• THE INPUT:
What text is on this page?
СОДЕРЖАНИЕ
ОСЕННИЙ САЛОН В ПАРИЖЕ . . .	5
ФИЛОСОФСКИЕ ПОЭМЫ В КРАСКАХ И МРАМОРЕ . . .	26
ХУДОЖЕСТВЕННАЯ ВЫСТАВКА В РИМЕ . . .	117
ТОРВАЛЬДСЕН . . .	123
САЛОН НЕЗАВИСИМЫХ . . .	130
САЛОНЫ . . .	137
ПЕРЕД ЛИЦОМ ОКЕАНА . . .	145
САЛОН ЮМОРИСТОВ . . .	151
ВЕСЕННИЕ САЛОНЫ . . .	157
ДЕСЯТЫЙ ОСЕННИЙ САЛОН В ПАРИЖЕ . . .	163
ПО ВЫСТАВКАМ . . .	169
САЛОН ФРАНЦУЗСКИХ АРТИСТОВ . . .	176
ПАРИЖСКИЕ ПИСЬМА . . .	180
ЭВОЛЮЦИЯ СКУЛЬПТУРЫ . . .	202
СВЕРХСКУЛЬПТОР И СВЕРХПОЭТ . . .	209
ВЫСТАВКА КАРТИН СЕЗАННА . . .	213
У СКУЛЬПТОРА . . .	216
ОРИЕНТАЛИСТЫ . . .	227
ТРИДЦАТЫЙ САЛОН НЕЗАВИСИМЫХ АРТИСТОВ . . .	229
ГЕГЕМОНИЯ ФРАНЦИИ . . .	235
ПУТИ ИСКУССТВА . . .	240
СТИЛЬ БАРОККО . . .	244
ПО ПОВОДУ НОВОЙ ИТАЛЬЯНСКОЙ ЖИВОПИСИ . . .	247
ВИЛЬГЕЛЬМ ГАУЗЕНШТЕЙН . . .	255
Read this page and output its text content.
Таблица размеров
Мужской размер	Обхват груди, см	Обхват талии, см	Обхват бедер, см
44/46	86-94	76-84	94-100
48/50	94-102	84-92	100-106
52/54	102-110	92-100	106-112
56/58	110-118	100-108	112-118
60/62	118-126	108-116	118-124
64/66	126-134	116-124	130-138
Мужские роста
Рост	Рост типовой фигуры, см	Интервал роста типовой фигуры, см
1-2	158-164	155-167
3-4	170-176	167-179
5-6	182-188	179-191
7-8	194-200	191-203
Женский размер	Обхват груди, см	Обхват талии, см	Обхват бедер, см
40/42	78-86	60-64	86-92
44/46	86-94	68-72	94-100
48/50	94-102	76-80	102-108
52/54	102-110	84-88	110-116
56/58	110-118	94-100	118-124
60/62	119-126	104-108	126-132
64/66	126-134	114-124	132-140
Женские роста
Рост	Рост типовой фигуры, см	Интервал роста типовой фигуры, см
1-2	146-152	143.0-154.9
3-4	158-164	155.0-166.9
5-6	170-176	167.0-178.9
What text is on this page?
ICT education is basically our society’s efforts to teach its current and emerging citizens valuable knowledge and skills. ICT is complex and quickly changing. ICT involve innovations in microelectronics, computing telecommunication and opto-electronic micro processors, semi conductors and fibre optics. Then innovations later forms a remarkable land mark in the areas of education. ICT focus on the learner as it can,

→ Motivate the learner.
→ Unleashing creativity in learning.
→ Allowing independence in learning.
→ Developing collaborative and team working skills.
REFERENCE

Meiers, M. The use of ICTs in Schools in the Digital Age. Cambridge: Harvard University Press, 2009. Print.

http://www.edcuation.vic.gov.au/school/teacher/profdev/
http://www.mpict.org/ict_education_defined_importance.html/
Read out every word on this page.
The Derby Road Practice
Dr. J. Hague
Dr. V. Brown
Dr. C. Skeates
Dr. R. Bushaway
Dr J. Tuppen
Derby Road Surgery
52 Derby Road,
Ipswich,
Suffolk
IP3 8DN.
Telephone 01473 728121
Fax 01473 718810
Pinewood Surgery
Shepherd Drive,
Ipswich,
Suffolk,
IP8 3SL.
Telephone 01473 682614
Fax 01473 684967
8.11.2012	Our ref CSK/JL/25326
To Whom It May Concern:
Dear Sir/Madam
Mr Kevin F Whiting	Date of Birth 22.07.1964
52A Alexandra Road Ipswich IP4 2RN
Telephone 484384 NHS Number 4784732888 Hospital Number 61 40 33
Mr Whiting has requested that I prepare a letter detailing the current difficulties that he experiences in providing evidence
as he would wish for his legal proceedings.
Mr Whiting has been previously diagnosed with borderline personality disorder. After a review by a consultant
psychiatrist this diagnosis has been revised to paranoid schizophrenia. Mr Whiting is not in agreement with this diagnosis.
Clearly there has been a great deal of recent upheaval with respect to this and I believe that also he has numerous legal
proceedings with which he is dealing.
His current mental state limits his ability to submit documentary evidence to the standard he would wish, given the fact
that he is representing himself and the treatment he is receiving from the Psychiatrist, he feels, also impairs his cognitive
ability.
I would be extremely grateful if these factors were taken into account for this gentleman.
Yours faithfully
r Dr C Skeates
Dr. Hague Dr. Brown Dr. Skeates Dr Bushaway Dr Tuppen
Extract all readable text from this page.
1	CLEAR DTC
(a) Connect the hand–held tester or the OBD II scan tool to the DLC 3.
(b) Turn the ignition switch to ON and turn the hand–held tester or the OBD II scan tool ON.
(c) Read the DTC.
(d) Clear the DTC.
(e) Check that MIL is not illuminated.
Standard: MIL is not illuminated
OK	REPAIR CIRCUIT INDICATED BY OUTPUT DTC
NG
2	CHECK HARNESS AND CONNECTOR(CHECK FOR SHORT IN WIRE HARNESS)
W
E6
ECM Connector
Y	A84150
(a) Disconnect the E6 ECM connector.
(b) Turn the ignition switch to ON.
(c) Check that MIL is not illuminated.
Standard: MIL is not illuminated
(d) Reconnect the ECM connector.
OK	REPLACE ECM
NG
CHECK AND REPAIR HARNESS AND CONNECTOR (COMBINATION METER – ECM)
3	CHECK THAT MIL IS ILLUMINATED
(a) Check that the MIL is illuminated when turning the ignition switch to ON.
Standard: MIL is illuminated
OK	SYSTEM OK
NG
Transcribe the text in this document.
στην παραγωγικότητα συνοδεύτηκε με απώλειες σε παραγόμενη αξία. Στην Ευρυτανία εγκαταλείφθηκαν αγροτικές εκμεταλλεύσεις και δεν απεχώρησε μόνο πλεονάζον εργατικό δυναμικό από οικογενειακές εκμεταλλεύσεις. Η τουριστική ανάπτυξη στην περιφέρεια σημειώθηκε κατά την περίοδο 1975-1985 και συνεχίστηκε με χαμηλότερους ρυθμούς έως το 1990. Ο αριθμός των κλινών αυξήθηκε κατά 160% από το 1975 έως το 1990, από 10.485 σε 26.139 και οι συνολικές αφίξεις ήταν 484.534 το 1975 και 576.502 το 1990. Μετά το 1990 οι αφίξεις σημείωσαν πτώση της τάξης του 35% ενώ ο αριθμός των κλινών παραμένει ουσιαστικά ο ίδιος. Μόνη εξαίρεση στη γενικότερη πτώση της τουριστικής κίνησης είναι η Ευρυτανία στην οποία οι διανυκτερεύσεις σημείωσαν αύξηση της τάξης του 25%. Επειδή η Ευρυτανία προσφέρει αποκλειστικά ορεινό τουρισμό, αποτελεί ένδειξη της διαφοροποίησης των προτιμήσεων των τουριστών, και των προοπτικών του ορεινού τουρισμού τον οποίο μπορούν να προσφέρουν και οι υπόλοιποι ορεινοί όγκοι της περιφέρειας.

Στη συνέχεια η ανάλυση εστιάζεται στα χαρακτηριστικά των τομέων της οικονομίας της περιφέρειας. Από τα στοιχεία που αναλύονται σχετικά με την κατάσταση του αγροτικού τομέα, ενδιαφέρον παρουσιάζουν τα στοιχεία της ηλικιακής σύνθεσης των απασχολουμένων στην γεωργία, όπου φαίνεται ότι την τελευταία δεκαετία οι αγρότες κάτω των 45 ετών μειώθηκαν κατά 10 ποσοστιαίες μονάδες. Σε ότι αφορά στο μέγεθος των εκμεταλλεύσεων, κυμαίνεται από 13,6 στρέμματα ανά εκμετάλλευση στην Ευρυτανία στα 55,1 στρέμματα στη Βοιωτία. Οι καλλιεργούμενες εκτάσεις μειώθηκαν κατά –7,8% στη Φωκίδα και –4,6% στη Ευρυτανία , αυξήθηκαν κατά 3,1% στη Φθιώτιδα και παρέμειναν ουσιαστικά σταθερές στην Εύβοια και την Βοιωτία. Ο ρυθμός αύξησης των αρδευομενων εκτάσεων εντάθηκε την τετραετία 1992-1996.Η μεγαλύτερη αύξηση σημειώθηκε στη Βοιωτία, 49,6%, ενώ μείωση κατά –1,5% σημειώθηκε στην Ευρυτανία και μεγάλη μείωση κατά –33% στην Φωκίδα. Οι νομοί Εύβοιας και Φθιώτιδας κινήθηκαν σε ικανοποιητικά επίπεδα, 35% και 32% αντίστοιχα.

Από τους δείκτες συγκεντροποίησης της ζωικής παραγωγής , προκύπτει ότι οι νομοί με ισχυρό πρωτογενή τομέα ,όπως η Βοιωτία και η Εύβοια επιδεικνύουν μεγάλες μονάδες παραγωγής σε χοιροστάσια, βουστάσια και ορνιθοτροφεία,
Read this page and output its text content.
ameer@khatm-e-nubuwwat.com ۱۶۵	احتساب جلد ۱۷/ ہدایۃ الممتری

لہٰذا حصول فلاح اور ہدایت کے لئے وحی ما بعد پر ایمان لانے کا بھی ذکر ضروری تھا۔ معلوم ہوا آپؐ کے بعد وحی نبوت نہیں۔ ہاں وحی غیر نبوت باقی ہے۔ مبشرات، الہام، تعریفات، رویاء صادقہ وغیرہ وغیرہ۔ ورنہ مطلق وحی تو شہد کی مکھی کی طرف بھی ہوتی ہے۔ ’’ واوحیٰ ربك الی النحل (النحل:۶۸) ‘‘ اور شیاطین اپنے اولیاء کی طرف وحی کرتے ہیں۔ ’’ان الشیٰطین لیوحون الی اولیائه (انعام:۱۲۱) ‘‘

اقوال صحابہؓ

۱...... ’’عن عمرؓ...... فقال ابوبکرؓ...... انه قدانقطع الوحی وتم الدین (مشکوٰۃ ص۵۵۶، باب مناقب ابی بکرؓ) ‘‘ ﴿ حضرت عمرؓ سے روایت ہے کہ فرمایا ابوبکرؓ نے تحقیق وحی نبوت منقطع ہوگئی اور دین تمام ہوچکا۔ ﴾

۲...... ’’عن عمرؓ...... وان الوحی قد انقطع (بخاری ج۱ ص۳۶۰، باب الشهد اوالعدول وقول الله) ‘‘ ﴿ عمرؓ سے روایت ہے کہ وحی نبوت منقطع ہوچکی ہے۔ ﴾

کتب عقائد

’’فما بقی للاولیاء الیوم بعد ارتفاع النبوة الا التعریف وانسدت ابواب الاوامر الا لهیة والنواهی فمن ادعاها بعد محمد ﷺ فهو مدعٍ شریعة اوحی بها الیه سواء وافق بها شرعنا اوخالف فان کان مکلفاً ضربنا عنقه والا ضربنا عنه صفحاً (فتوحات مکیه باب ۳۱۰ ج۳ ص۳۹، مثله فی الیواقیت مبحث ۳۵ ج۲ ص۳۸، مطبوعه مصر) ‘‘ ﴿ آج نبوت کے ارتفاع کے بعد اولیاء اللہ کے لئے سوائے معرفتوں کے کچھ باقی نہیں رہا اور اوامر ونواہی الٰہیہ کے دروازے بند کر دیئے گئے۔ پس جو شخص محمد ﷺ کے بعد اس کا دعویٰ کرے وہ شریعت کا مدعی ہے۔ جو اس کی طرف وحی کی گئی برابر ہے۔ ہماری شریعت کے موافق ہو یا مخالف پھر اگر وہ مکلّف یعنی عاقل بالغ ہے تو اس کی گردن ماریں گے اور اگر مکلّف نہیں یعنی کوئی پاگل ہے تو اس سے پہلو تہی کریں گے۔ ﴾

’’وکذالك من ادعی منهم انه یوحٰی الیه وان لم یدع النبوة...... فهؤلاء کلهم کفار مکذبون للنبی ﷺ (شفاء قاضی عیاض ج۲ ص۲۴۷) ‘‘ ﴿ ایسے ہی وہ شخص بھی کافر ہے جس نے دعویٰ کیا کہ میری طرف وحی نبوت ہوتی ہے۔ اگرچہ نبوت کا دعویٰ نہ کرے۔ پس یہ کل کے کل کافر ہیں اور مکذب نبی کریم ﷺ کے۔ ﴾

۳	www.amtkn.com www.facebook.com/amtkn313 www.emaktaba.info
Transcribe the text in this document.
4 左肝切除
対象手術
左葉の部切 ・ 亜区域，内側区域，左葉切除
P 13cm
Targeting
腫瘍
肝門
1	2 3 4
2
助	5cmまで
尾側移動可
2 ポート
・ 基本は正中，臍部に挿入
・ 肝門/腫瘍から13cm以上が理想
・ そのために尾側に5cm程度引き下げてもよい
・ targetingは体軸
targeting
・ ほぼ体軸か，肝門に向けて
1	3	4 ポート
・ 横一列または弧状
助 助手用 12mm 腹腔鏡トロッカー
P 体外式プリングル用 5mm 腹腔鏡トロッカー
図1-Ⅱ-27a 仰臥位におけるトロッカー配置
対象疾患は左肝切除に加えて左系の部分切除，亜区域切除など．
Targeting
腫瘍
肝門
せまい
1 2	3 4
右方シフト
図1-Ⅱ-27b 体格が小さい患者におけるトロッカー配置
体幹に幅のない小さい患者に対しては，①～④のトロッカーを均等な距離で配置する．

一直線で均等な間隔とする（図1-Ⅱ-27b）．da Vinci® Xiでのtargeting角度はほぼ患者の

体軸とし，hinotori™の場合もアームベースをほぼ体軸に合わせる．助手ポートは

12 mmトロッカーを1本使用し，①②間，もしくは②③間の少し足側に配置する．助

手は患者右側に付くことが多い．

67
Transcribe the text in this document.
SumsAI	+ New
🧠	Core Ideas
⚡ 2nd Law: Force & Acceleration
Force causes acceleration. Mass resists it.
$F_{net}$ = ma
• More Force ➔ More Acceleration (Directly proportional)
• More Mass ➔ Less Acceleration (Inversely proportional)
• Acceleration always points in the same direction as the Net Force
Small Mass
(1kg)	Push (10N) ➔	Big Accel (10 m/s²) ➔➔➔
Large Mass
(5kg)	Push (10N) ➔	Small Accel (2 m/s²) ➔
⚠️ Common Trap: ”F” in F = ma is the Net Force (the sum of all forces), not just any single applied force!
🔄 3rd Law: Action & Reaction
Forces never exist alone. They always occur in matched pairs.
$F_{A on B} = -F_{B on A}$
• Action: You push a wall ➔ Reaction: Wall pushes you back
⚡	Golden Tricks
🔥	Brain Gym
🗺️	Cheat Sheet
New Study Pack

• EXERCISE DETAILS: What is the number of lines above that hold the string "талии"? Answer with that number alone.

• PROBLEM SOLUTION: 2